[Problem details] Write out the records below once more, exactly as they stand.

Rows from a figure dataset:
>> BEGIN
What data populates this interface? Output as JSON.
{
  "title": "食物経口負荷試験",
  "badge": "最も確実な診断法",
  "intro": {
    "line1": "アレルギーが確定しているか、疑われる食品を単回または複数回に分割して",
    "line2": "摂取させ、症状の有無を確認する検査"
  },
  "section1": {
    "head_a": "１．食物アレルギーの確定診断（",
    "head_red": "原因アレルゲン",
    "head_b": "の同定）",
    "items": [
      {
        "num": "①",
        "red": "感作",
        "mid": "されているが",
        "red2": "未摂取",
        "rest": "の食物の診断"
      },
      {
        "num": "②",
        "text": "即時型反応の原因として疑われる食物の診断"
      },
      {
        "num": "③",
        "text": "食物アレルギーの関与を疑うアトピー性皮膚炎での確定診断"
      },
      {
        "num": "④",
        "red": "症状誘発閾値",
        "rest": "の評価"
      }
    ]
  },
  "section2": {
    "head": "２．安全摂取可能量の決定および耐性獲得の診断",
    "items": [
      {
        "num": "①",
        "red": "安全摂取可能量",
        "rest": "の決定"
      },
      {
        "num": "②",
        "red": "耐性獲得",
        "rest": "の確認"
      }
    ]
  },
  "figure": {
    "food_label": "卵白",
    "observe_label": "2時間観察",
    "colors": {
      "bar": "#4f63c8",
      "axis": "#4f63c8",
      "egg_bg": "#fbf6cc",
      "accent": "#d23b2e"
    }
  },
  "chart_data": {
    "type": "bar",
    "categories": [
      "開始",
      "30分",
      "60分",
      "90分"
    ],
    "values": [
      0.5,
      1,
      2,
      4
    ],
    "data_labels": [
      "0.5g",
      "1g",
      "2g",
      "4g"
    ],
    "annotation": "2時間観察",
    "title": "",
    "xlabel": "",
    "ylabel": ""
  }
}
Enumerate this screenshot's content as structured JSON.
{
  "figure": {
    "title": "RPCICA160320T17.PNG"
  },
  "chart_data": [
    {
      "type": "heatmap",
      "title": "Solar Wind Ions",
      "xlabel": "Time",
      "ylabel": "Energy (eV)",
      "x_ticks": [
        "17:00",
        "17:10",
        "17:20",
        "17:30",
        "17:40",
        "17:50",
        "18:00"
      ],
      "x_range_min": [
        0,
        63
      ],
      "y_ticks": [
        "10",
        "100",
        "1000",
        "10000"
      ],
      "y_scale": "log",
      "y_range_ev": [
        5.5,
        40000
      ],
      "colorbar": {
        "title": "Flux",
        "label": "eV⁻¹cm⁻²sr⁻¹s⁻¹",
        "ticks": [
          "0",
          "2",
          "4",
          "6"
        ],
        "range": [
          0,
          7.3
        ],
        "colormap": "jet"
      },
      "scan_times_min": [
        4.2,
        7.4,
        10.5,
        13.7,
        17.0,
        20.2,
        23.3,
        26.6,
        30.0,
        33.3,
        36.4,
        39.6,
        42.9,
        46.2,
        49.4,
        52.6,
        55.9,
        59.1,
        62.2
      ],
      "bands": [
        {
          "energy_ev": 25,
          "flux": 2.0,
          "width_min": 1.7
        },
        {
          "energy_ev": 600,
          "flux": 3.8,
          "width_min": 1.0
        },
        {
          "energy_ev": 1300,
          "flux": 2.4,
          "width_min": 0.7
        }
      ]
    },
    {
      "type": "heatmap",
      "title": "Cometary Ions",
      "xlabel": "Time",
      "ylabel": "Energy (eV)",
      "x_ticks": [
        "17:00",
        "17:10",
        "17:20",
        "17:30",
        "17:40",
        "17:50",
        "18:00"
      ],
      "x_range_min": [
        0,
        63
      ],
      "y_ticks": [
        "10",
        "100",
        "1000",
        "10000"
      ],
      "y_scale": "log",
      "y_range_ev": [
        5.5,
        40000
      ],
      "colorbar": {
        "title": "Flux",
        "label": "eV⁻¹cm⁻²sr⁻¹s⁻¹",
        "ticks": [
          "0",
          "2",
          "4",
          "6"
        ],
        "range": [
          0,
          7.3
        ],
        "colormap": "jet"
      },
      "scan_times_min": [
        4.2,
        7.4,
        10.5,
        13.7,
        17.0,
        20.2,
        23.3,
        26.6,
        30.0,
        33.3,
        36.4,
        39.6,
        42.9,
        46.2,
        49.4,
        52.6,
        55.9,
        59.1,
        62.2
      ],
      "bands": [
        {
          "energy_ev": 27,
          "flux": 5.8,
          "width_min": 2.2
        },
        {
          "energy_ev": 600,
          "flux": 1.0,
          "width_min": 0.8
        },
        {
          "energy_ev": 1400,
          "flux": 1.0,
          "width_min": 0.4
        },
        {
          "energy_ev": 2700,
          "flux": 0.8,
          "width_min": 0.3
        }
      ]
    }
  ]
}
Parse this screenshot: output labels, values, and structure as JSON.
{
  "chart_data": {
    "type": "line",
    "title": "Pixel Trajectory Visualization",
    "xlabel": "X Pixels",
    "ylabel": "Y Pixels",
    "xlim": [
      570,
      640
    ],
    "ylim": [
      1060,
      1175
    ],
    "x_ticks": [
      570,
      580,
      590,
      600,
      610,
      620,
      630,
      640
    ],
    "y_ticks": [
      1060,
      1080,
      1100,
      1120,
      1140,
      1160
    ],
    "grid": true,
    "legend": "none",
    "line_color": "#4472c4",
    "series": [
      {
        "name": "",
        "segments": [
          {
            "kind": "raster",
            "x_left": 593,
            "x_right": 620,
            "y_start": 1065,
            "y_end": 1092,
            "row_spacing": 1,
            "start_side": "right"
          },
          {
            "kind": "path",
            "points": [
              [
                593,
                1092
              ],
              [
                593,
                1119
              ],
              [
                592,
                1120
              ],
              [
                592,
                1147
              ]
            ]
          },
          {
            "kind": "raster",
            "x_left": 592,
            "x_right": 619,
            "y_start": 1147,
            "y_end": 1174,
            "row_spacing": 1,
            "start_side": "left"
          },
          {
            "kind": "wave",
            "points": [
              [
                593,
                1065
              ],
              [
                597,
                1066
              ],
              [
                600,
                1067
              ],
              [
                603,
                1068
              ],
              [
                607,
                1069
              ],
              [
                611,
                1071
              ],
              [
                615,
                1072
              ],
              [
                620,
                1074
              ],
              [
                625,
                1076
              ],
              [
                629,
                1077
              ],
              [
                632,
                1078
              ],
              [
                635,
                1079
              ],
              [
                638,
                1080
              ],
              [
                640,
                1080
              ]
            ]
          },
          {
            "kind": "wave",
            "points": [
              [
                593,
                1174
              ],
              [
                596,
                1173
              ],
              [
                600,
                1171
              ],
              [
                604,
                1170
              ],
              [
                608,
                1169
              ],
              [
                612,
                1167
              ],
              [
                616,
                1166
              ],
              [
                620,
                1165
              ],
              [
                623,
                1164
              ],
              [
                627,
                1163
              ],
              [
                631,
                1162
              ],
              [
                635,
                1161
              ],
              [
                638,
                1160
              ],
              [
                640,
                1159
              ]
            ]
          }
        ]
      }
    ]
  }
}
>> END
[Full answer]
What data populates this interface? Output as JSON.
{
  "title": "食物経口負荷試験",
  "badge": "最も確実な診断法",
  "intro": {
    "line1": "アレルギーが確定しているか、疑われる食品を単回または複数回に分割して",
    "line2": "摂取させ、症状の有無を確認する検査"
  },
  "section1": {
    "head_a": "１．食物アレルギーの確定診断（",
    "head_red": "原因アレルゲン",
    "head_b": "の同定）",
    "items": [
      {
        "num": "①",
        "red": "感作",
        "mid": "されているが",
        "red2": "未摂取",
        "rest": "の食物の診断"
      },
      {
        "num": "②",
        "text": "即時型反応の原因として疑われる食物の診断"
      },
      {
        "num": "③",
        "text": "食物アレルギーの関与を疑うアトピー性皮膚炎での確定診断"
      },
      {
        "num": "④",
        "red": "症状誘発閾値",
        "rest": "の評価"
      }
    ]
  },
  "section2": {
    "head": "２．安全摂取可能量の決定および耐性獲得の診断",
    "items": [
      {
        "num": "①",
        "red": "安全摂取可能量",
        "rest": "の決定"
      },
      {
        "num": "②",
        "red": "耐性獲得",
        "rest": "の確認"
      }
    ]
  },
  "figure": {
    "food_label": "卵白",
    "observe_label": "2時間観察",
    "colors": {
      "bar": "#4f63c8",
      "axis": "#4f63c8",
      "egg_bg": "#fbf6cc",
      "accent": "#d23b2e"
    }
  },
  "chart_data": {
    "type": "bar",
    "categories": [
      "開始",
      "30分",
      "60分",
      "90分"
    ],
    "values": [
      0.5,
      1,
      2,
      4
    ],
    "data_labels": [
      "0.5g",
      "1g",
      "2g",
      "4g"
    ],
    "annotation": "2時間観察",
    "title": "",
    "xlabel": "",
    "ylabel": ""
  }
}
Enumerate this screenshot's content as structured JSON.
{
  "figure": {
    "title": "RPCICA160320T17.PNG"
  },
  "chart_data": [
    {
      "type": "heatmap",
      "title": "Solar Wind Ions",
      "xlabel": "Time",
      "ylabel": "Energy (eV)",
      "x_ticks": [
        "17:00",
        "17:10",
        "17:20",
        "17:30",
        "17:40",
        "17:50",
        "18:00"
      ],
      "x_range_min": [
        0,
        63
      ],
      "y_ticks": [
        "10",
        "100",
        "1000",
        "10000"
      ],
      "y_scale": "log",
      "y_range_ev": [
        5.5,
        40000
      ],
      "colorbar": {
        "title": "Flux",
        "label": "eV⁻¹cm⁻²sr⁻¹s⁻¹",
        "ticks": [
          "0",
          "2",
          "4",
          "6"
        ],
        "range": [
          0,
          7.3
        ],
        "colormap": "jet"
      },
      "scan_times_min": [
        4.2,
        7.4,
        10.5,
        13.7,
        17.0,
        20.2,
        23.3,
        26.6,
        30.0,
        33.3,
        36.4,
        39.6,
        42.9,
        46.2,
        49.4,
        52.6,
        55.9,
        59.1,
        62.2
      ],
      "bands": [
        {
          "energy_ev": 25,
          "flux": 2.0,
          "width_min": 1.7
        },
        {
          "energy_ev": 600,
          "flux": 3.8,
          "width_min": 1.0
        },
        {
          "energy_ev": 1300,
          "flux": 2.4,
          "width_min": 0.7
        }
      ]
    },
    {
      "type": "heatmap",
      "title": "Cometary Ions",
      "xlabel": "Time",
      "ylabel": "Energy (eV)",
      "x_ticks": [
        "17:00",
        "17:10",
        "17:20",
        "17:30",
        "17:40",
        "17:50",
        "18:00"
      ],
      "x_range_min": [
        0,
        63
      ],
      "y_ticks": [
        "10",
        "100",
        "1000",
        "10000"
      ],
      "y_scale": "log",
      "y_range_ev": [
        5.5,
        40000
      ],
      "colorbar": {
        "title": "Flux",
        "label": "eV⁻¹cm⁻²sr⁻¹s⁻¹",
        "ticks": [
          "0",
          "2",
          "4",
          "6"
        ],
        "range": [
          0,
          7.3
        ],
        "colormap": "jet"
      },
      "scan_times_min": [
        4.2,
        7.4,
        10.5,
        13.7,
        17.0,
        20.2,
        23.3,
        26.6,
        30.0,
        33.3,
        36.4,
        39.6,
        42.9,
        46.2,
        49.4,
        52.6,
        55.9,
        59.1,
        62.2
      ],
      "bands": [
        {
          "energy_ev": 27,
          "flux": 5.8,
          "width_min": 2.2
        },
        {
          "energy_ev": 600,
          "flux": 1.0,
          "width_min": 0.8
        },
        {
          "energy_ev": 1400,
          "flux": 1.0,
          "width_min": 0.4
        },
        {
          "energy_ev": 2700,
          "flux": 0.8,
          "width_min": 0.3
        }
      ]
    }
  ]
}
Parse this screenshot: output labels, values, and structure as JSON.
{
  "chart_data": {
    "type": "line",
    "title": "Pixel Trajectory Visualization",
    "xlabel": "X Pixels",
    "ylabel": "Y Pixels",
    "xlim": [
      570,
      640
    ],
    "ylim": [
      1060,
      1175
    ],
    "x_ticks": [
      570,
      580,
      590,
      600,
      610,
      620,
      630,
      640
    ],
    "y_ticks": [
      1060,
      1080,
      1100,
      1120,
      1140,
      1160
    ],
    "grid": true,
    "legend": "none",
    "line_color": "#4472c4",
    "series": [
      {
        "name": "",
        "segments": [
          {
            "kind": "raster",
            "x_left": 593,
            "x_right": 620,
            "y_start": 1065,
            "y_end": 1092,
            "row_spacing": 1,
            "start_side": "right"
          },
          {
            "kind": "path",
            "points": [
              [
                593,
                1092
              ],
              [
                593,
                1119
              ],
              [
                592,
                1120
              ],
              [
                592,
                1147
              ]
            ]
          },
          {
            "kind": "raster",
            "x_left": 592,
            "x_right": 619,
            "y_start": 1147,
            "y_end": 1174,
            "row_spacing": 1,
            "start_side": "left"
          },
          {
            "kind": "wave",
            "points": [
              [
                593,
                1065
              ],
              [
                597,
                1066
              ],
              [
                600,
                1067
              ],
              [
                603,
                1068
              ],
              [
                607,
                1069
              ],
              [
                611,
                1071
              ],
              [
                615,
                1072
              ],
              [
                620,
                1074
              ],
              [
                625,
                1076
              ],
              [
                629,
                1077
              ],
              [
                632,
                1078
              ],
              [
                635,
                1079
              ],
              [
                638,
                1080
              ],
              [
                640,
                1080
              ]
            ]
          },
          {
            "kind": "wave",
            "points": [
              [
                593,
                1174
              ],
              [
                596,
                1173
              ],
              [
                600,
                1171
              ],
              [
                604,
                1170
              ],
              [
                608,
                1169
              ],
              [
                612,
                1167
              ],
              [
                616,
                1166
              ],
              [
                620,
                1165
              ],
              [
                623,
                1164
              ],
              [
                627,
                1163
              ],
              [
                631,
                1162
              ],
              [
                635,
                1161
              ],
              [
                638,
                1160
              ],
              [
                640,
                1159
              ]
            ]
          }
        ]
      }
    ]
  }
}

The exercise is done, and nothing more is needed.